-- START Listed entries --

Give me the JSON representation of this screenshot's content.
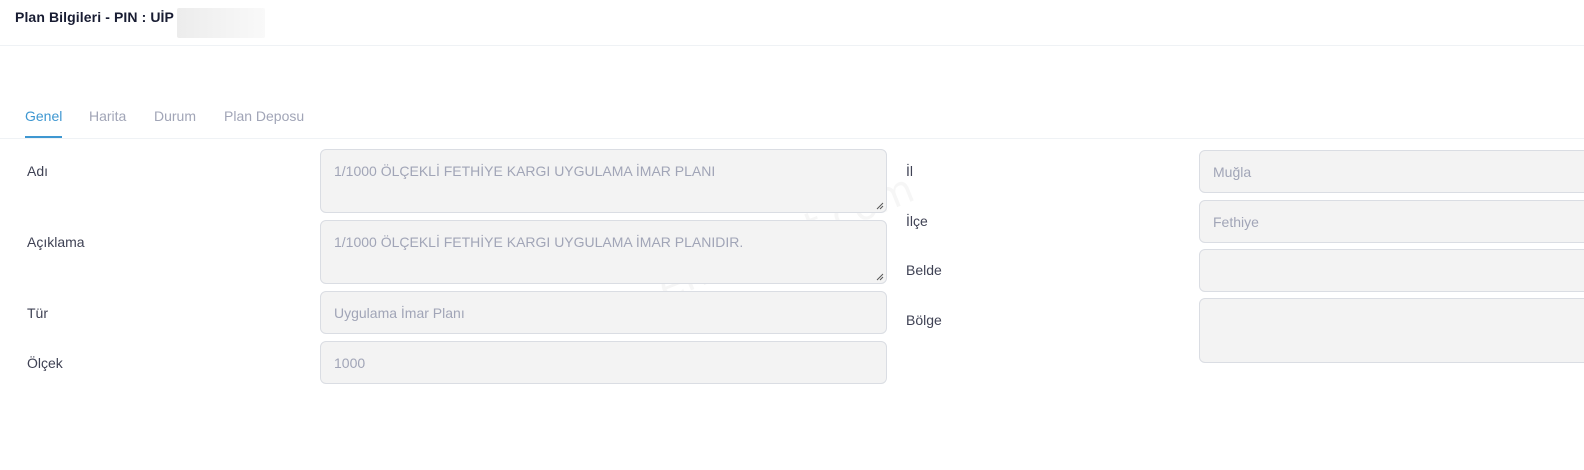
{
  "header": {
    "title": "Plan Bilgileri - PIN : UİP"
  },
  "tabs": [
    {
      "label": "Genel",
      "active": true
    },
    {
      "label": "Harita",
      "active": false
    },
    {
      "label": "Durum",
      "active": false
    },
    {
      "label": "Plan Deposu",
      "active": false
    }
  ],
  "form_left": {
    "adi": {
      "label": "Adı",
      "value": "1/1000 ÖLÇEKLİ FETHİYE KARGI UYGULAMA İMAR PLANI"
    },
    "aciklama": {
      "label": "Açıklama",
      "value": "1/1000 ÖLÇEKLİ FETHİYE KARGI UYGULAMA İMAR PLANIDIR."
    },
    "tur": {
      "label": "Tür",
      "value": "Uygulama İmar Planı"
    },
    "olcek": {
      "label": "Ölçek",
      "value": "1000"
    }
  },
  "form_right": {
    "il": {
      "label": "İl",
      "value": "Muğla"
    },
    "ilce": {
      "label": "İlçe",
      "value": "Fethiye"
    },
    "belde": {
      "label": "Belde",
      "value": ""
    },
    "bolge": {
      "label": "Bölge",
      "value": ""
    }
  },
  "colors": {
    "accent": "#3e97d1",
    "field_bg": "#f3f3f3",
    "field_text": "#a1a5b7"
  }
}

-- END Listed entries --

## Your objective
All the material shown above is to be copied exactly, with no pictures carried over.

## Output of the exercise
Give me the JSON representation of this screenshot's content.
{
  "header": {
    "title": "Plan Bilgileri - PIN : UİP"
  },
  "tabs": [
    {
      "label": "Genel",
      "active": true
    },
    {
      "label": "Harita",
      "active": false
    },
    {
      "label": "Durum",
      "active": false
    },
    {
      "label": "Plan Deposu",
      "active": false
    }
  ],
  "form_left": {
    "adi": {
      "label": "Adı",
      "value": "1/1000 ÖLÇEKLİ FETHİYE KARGI UYGULAMA İMAR PLANI"
    },
    "aciklama": {
      "label": "Açıklama",
      "value": "1/1000 ÖLÇEKLİ FETHİYE KARGI UYGULAMA İMAR PLANIDIR."
    },
    "tur": {
      "label": "Tür",
      "value": "Uygulama İmar Planı"
    },
    "olcek": {
      "label": "Ölçek",
      "value": "1000"
    }
  },
  "form_right": {
    "il": {
      "label": "İl",
      "value": "Muğla"
    },
    "ilce": {
      "label": "İlçe",
      "value": "Fethiye"
    },
    "belde": {
      "label": "Belde",
      "value": ""
    },
    "bolge": {
      "label": "Bölge",
      "value": ""
    }
  },
  "colors": {
    "accent": "#3e97d1",
    "field_bg": "#f3f3f3",
    "field_text": "#a1a5b7"
  }
}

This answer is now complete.